> **What you need to do**:
1. In the essay on Oregon's Public Records Act, which office issued a lengthy report on the state government's failure to comply with the act?
2. How would you say this sentence from the essay on Oregon's Public Records Act in Spanish: "But the many interests who prefer to operate outside the public view have been tireless in throwing up shade barriers, and so the “sunshine” is now less and less bright."

> **Excerpt to read**:
——————————
Time to Reverse the Public Records Act Burden

Instead of making citizens request information, it’s time to make openness the default setting for all Oregon governments instead of just empty rhetoric:

1) All public work would be stored on fully open servers and indexed continually as created.

2) Instead of citizen public records requests, officials would have to ask for and get the OK to create or store any records outside the fully open systems.

3) Records would be “Born Free” instead of born hidden and then only released on request.

 The Oregon Secretary of State’s office just issued a lengthy report on the state government’s persistent and widespread failure to comply with our Public Records Act. That act, one of the many “Sunshine Laws” that were created around the United States in the 1970s, followed in response to the realization by many that much of the worst harms by public agencies were allowed to grow into such catastrophes because, before these laws, the usual response from a government office to a request for information from ordinary citizen was “Who wants to know?”

The Public Records Act was intended to ban that kind of response, and create a default position of openness based on the idea that citizens in a democracy have a right to know what was being done in their name, and that we all have a right to know how the decisions are made, who influences them, and what was considered. But the many interests who prefer to operate outside the public view have been tireless in throwing up shade barriers, and so the “sunshine” is now less and less bright.

The whole public records act process in Oregon, as elsewhere, has become a bureaucratic swamp of agency evasion, vindictive fees and delay, because they are all baked into the very basis of a public records act where the citizen approaches the government on bended knee with a request for a record, and the government gets to decide whether or not it understands the request, how long it will take to understand the request, how much it will charge the citizen to come to that understanding, and how hard it will fight to oppose the request.

Thus, it is now time to give up on the idea that openness is optional, and that government is to be trusted to consider citizen requests and restrict refusals to produce records to a short list of obvious exceptions.
——————————
> **Collected material**:
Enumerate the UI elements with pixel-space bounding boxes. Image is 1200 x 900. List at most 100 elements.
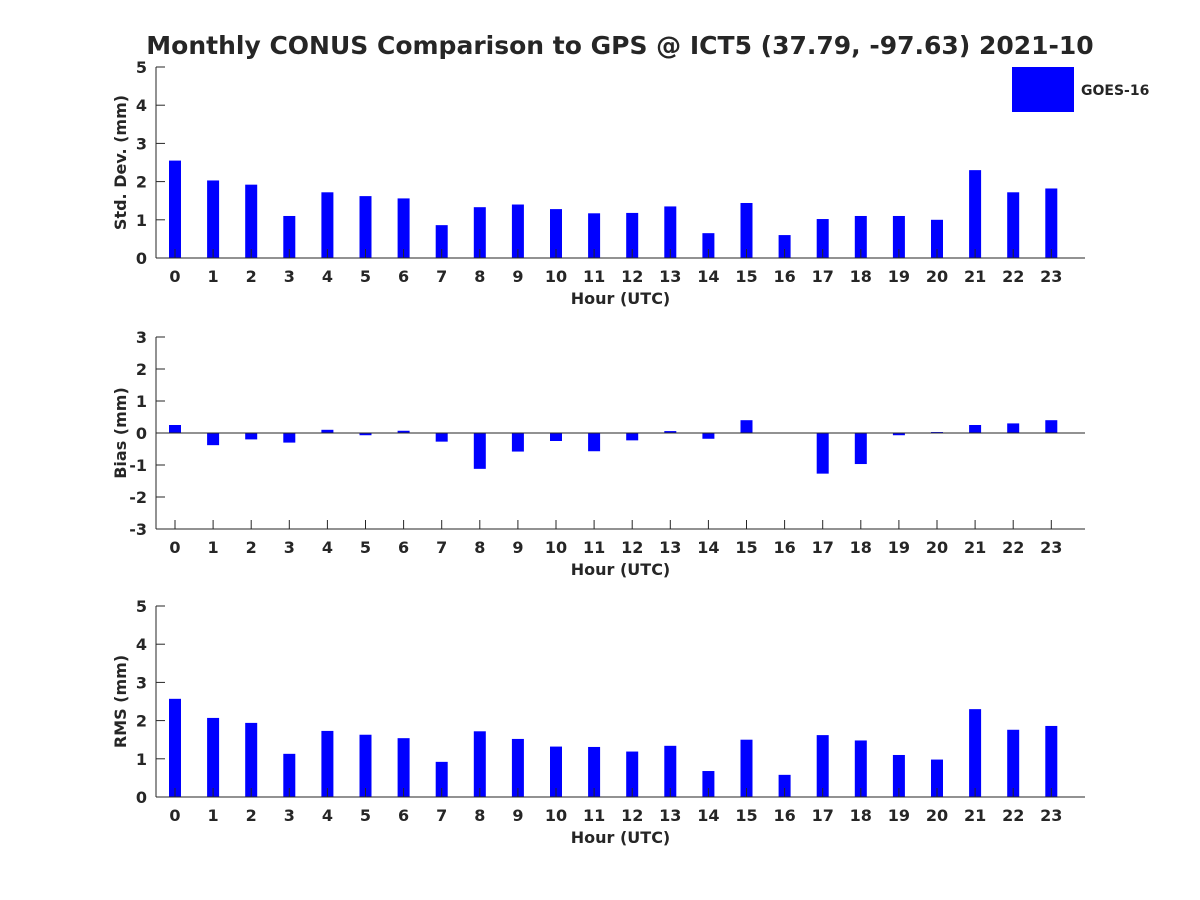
——————————
> **The replies**:
1. The Oregon Secretary of State's office.

2. Pero los numerosos intereses que prefieren actuar fuera de la vista del público no han cesado de levantar barreras de sombra, por lo que la «luz del sol» es ahora cada vez menos intensa.